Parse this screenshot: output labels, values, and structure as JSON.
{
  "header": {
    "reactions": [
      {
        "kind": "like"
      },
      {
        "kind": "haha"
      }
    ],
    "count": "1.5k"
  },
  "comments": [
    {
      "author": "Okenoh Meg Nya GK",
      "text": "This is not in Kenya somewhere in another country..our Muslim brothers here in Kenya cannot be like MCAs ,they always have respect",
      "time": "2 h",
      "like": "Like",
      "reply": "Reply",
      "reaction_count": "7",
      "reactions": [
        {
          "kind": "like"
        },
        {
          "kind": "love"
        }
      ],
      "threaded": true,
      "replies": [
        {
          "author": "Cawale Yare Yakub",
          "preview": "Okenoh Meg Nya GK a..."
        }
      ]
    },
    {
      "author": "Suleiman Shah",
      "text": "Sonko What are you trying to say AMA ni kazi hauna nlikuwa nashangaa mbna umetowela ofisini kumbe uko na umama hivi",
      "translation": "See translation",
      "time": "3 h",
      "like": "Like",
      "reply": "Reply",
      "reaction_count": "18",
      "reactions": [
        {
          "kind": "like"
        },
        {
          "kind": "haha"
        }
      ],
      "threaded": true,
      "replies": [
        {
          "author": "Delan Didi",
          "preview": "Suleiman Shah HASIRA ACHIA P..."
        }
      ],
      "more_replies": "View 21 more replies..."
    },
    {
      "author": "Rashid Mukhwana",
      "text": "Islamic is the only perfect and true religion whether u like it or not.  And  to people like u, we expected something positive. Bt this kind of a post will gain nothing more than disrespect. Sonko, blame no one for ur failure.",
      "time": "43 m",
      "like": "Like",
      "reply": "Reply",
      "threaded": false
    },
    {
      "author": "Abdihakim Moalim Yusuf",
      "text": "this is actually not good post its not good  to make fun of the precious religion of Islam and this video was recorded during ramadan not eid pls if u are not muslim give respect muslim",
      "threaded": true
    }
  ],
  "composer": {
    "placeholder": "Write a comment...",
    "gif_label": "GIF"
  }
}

■ ■ ■ ■

== Stated problem ==
Reproduce all of the data exactly as given.

== Reply to the exercise ==
Parse this screenshot: output labels, values, and structure as JSON.
{
  "header": {
    "reactions": [
      {
        "kind": "like"
      },
      {
        "kind": "haha"
      }
    ],
    "count": "1.5k"
  },
  "comments": [
    {
      "author": "Okenoh Meg Nya GK",
      "text": "This is not in Kenya somewhere in another country..our Muslim brothers here in Kenya cannot be like MCAs ,they always have respect",
      "time": "2 h",
      "like": "Like",
      "reply": "Reply",
      "reaction_count": "7",
      "reactions": [
        {
          "kind": "like"
        },
        {
          "kind": "love"
        }
      ],
      "threaded": true,
      "replies": [
        {
          "author": "Cawale Yare Yakub",
          "preview": "Okenoh Meg Nya GK a..."
        }
      ]
    },
    {
      "author": "Suleiman Shah",
      "text": "Sonko What are you trying to say AMA ni kazi hauna nlikuwa nashangaa mbna umetowela ofisini kumbe uko na umama hivi",
      "translation": "See translation",
      "time": "3 h",
      "like": "Like",
      "reply": "Reply",
      "reaction_count": "18",
      "reactions": [
        {
          "kind": "like"
        },
        {
          "kind": "haha"
        }
      ],
      "threaded": true,
      "replies": [
        {
          "author": "Delan Didi",
          "preview": "Suleiman Shah HASIRA ACHIA P..."
        }
      ],
      "more_replies": "View 21 more replies..."
    },
    {
      "author": "Rashid Mukhwana",
      "text": "Islamic is the only perfect and true religion whether u like it or not.  And  to people like u, we expected something positive. Bt this kind of a post will gain nothing more than disrespect. Sonko, blame no one for ur failure.",
      "time": "43 m",
      "like": "Like",
      "reply": "Reply",
      "threaded": false
    },
    {
      "author": "Abdihakim Moalim Yusuf",
      "text": "this is actually not good post its not good  to make fun of the precious religion of Islam and this video was recorded during ramadan not eid pls if u are not muslim give respect muslim",
      "threaded": true
    }
  ],
  "composer": {
    "placeholder": "Write a comment...",
    "gif_label": "GIF"
  }
}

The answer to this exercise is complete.